* **Input**
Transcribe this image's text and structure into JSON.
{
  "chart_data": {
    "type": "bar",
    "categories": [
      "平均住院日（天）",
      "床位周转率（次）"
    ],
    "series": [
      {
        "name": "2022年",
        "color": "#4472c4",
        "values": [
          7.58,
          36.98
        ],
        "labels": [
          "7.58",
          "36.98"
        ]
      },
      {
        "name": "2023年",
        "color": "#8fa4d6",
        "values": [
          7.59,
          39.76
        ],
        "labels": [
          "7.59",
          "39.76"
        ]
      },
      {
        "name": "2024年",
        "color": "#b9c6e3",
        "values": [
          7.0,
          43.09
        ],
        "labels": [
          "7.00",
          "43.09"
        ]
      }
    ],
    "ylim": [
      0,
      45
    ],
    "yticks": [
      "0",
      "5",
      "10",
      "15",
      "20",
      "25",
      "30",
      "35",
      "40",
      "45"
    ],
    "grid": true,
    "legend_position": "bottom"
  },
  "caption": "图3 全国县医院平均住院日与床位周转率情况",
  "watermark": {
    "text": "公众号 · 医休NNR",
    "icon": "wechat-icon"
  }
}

* **Task goal**
Repeat the data verbatim.

* **Exercise answer**
Transcribe this image's text and structure into JSON.
{
  "chart_data": {
    "type": "bar",
    "categories": [
      "平均住院日（天）",
      "床位周转率（次）"
    ],
    "series": [
      {
        "name": "2022年",
        "color": "#4472c4",
        "values": [
          7.58,
          36.98
        ],
        "labels": [
          "7.58",
          "36.98"
        ]
      },
      {
        "name": "2023年",
        "color": "#8fa4d6",
        "values": [
          7.59,
          39.76
        ],
        "labels": [
          "7.59",
          "39.76"
        ]
      },
      {
        "name": "2024年",
        "color": "#b9c6e3",
        "values": [
          7.0,
          43.09
        ],
        "labels": [
          "7.00",
          "43.09"
        ]
      }
    ],
    "ylim": [
      0,
      45
    ],
    "yticks": [
      "0",
      "5",
      "10",
      "15",
      "20",
      "25",
      "30",
      "35",
      "40",
      "45"
    ],
    "grid": true,
    "legend_position": "bottom"
  },
  "caption": "图3 全国县医院平均住院日与床位周转率情况",
  "watermark": {
    "text": "公众号 · 医休NNR",
    "icon": "wechat-icon"
  }
}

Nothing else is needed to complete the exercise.